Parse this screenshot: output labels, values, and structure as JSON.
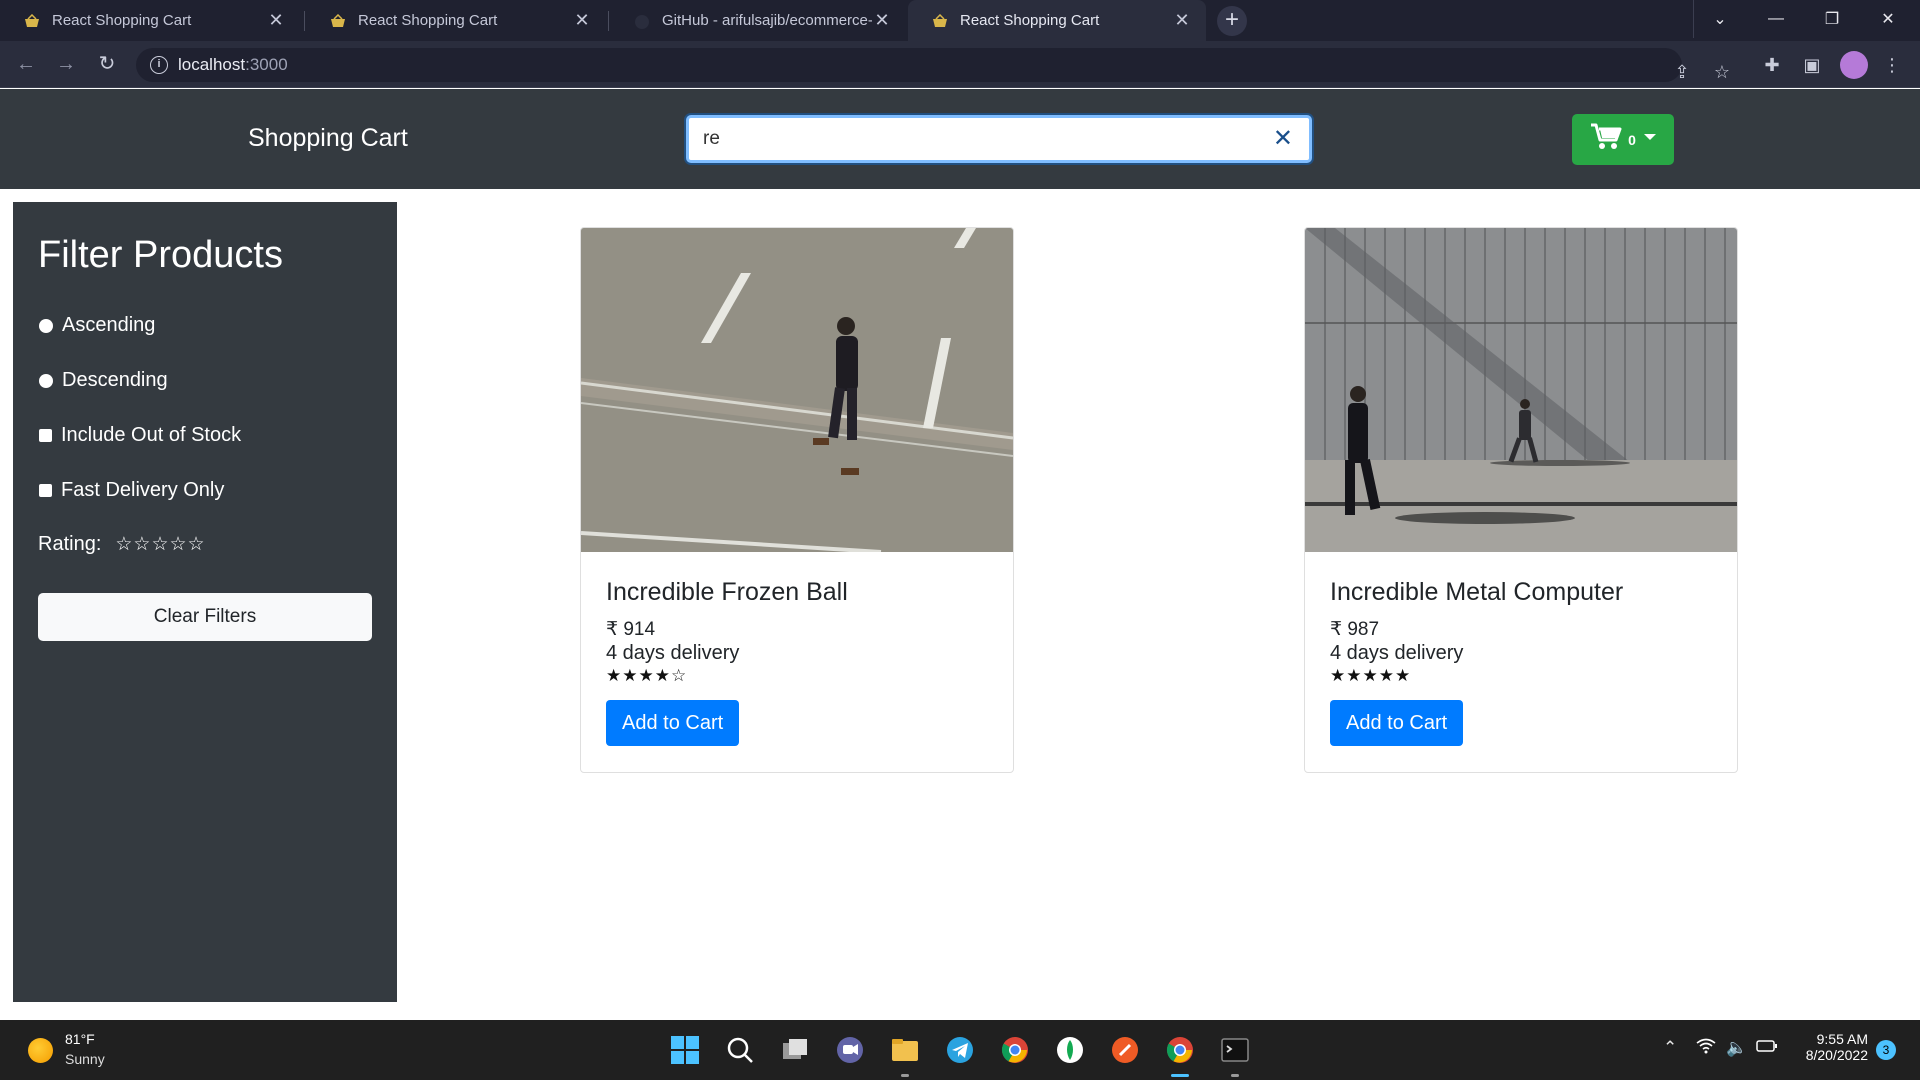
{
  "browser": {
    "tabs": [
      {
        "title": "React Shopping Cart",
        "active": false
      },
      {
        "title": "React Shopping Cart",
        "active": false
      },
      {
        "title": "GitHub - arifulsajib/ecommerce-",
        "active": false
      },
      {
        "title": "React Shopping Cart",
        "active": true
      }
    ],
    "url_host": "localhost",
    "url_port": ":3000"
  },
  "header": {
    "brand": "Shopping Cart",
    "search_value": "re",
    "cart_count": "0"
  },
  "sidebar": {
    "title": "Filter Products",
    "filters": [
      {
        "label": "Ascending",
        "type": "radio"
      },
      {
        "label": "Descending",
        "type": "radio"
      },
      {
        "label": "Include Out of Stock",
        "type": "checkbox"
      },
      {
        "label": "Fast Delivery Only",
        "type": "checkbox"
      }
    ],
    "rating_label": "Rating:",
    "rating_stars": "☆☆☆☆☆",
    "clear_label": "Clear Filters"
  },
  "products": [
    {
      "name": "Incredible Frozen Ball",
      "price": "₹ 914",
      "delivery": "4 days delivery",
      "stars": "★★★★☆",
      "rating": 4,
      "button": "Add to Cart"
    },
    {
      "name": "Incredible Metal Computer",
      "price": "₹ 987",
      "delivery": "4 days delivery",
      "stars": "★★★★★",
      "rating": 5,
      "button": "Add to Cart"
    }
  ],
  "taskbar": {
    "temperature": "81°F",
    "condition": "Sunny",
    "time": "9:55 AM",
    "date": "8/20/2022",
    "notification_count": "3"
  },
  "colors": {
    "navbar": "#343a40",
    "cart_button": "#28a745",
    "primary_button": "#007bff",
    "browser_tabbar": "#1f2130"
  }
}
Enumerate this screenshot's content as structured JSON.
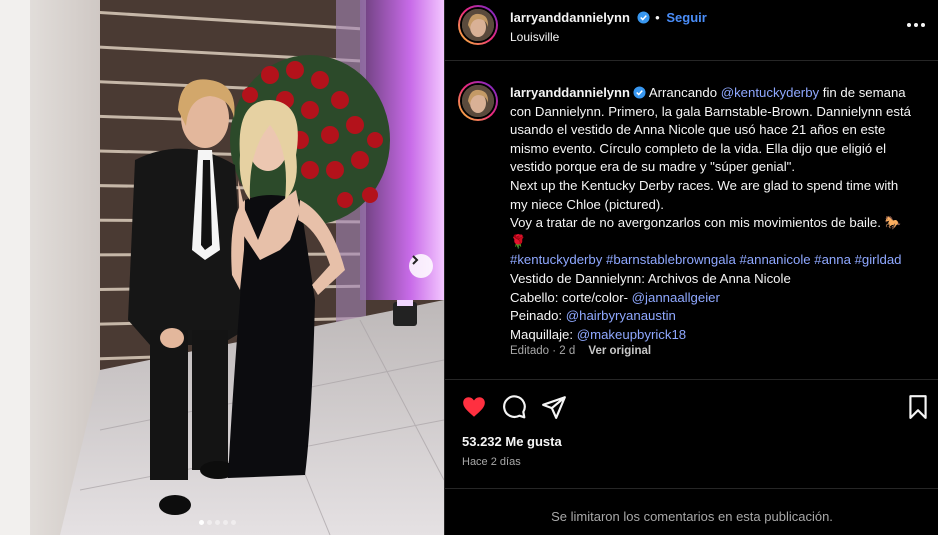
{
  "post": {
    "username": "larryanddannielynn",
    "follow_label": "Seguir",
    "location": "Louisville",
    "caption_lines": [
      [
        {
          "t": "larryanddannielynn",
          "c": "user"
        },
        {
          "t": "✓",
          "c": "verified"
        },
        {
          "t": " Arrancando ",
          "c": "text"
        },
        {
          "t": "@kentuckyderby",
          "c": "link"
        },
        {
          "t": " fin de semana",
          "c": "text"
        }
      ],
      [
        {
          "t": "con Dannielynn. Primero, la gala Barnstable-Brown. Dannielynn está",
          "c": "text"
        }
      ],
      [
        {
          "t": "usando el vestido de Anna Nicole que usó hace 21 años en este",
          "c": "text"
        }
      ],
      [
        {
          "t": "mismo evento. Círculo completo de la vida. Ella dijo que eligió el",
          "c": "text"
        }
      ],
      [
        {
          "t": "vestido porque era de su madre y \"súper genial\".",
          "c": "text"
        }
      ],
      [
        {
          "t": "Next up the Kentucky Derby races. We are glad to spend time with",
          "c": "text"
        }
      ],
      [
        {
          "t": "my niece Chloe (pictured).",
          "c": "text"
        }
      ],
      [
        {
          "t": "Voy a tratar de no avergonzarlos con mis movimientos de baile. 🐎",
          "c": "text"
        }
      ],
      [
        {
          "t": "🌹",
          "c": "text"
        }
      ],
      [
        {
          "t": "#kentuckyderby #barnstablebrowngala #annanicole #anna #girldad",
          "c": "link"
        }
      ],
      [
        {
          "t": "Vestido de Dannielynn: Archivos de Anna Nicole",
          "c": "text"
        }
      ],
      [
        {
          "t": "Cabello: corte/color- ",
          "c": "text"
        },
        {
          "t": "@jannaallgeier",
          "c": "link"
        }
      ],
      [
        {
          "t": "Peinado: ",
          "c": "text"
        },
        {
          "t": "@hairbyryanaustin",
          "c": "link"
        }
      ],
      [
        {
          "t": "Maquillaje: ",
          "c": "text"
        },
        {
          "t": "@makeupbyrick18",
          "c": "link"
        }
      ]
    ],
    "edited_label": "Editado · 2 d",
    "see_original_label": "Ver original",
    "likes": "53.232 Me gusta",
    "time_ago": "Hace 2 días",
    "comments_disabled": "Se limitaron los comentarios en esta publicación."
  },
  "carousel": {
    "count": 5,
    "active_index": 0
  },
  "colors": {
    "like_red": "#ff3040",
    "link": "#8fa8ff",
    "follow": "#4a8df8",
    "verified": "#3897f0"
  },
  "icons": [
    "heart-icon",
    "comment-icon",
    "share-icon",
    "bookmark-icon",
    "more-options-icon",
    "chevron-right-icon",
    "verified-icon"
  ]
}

● What is required
Without the pictures, output the full listing exactly as it stands.

● Task output
Parse this screenshot: output labels, values, and structure as JSON.
{
  "browser": {
    "tabs": [
      {
        "title": "React Shopping Cart",
        "active": false
      },
      {
        "title": "React Shopping Cart",
        "active": false
      },
      {
        "title": "GitHub - arifulsajib/ecommerce-",
        "active": false
      },
      {
        "title": "React Shopping Cart",
        "active": true
      }
    ],
    "url_host": "localhost",
    "url_port": ":3000"
  },
  "header": {
    "brand": "Shopping Cart",
    "search_value": "re",
    "cart_count": "0"
  },
  "sidebar": {
    "title": "Filter Products",
    "filters": [
      {
        "label": "Ascending",
        "type": "radio"
      },
      {
        "label": "Descending",
        "type": "radio"
      },
      {
        "label": "Include Out of Stock",
        "type": "checkbox"
      },
      {
        "label": "Fast Delivery Only",
        "type": "checkbox"
      }
    ],
    "rating_label": "Rating:",
    "rating_stars": "☆☆☆☆☆",
    "clear_label": "Clear Filters"
  },
  "products": [
    {
      "name": "Incredible Frozen Ball",
      "price": "₹ 914",
      "delivery": "4 days delivery",
      "stars": "★★★★☆",
      "rating": 4,
      "button": "Add to Cart"
    },
    {
      "name": "Incredible Metal Computer",
      "price": "₹ 987",
      "delivery": "4 days delivery",
      "stars": "★★★★★",
      "rating": 5,
      "button": "Add to Cart"
    }
  ],
  "taskbar": {
    "temperature": "81°F",
    "condition": "Sunny",
    "time": "9:55 AM",
    "date": "8/20/2022",
    "notification_count": "3"
  },
  "colors": {
    "navbar": "#343a40",
    "cart_button": "#28a745",
    "primary_button": "#007bff",
    "browser_tabbar": "#1f2130"
  }
}
Enumerate this screenshot's content as structured JSON.
{
  "post": {
    "username": "larryanddannielynn",
    "follow_label": "Seguir",
    "location": "Louisville",
    "caption_lines": [
      [
        {
          "t": "larryanddannielynn",
          "c": "user"
        },
        {
          "t": "✓",
          "c": "verified"
        },
        {
          "t": " Arrancando ",
          "c": "text"
        },
        {
          "t": "@kentuckyderby",
          "c": "link"
        },
        {
          "t": " fin de semana",
          "c": "text"
        }
      ],
      [
        {
          "t": "con Dannielynn. Primero, la gala Barnstable-Brown. Dannielynn está",
          "c": "text"
        }
      ],
      [
        {
          "t": "usando el vestido de Anna Nicole que usó hace 21 años en este",
          "c": "text"
        }
      ],
      [
        {
          "t": "mismo evento. Círculo completo de la vida. Ella dijo que eligió el",
          "c": "text"
        }
      ],
      [
        {
          "t": "vestido porque era de su madre y \"súper genial\".",
          "c": "text"
        }
      ],
      [
        {
          "t": "Next up the Kentucky Derby races. We are glad to spend time with",
          "c": "text"
        }
      ],
      [
        {
          "t": "my niece Chloe (pictured).",
          "c": "text"
        }
      ],
      [
        {
          "t": "Voy a tratar de no avergonzarlos con mis movimientos de baile. 🐎",
          "c": "text"
        }
      ],
      [
        {
          "t": "🌹",
          "c": "text"
        }
      ],
      [
        {
          "t": "#kentuckyderby #barnstablebrowngala #annanicole #anna #girldad",
          "c": "link"
        }
      ],
      [
        {
          "t": "Vestido de Dannielynn: Archivos de Anna Nicole",
          "c": "text"
        }
      ],
      [
        {
          "t": "Cabello: corte/color- ",
          "c": "text"
        },
        {
          "t": "@jannaallgeier",
          "c": "link"
        }
      ],
      [
        {
          "t": "Peinado: ",
          "c": "text"
        },
        {
          "t": "@hairbyryanaustin",
          "c": "link"
        }
      ],
      [
        {
          "t": "Maquillaje: ",
          "c": "text"
        },
        {
          "t": "@makeupbyrick18",
          "c": "link"
        }
      ]
    ],
    "edited_label": "Editado · 2 d",
    "see_original_label": "Ver original",
    "likes": "53.232 Me gusta",
    "time_ago": "Hace 2 días",
    "comments_disabled": "Se limitaron los comentarios en esta publicación."
  },
  "carousel": {
    "count": 5,
    "active_index": 0
  },
  "colors": {
    "like_red": "#ff3040",
    "link": "#8fa8ff",
    "follow": "#4a8df8",
    "verified": "#3897f0"
  },
  "icons": [
    "heart-icon",
    "comment-icon",
    "share-icon",
    "bookmark-icon",
    "more-options-icon",
    "chevron-right-icon",
    "verified-icon"
  ]
}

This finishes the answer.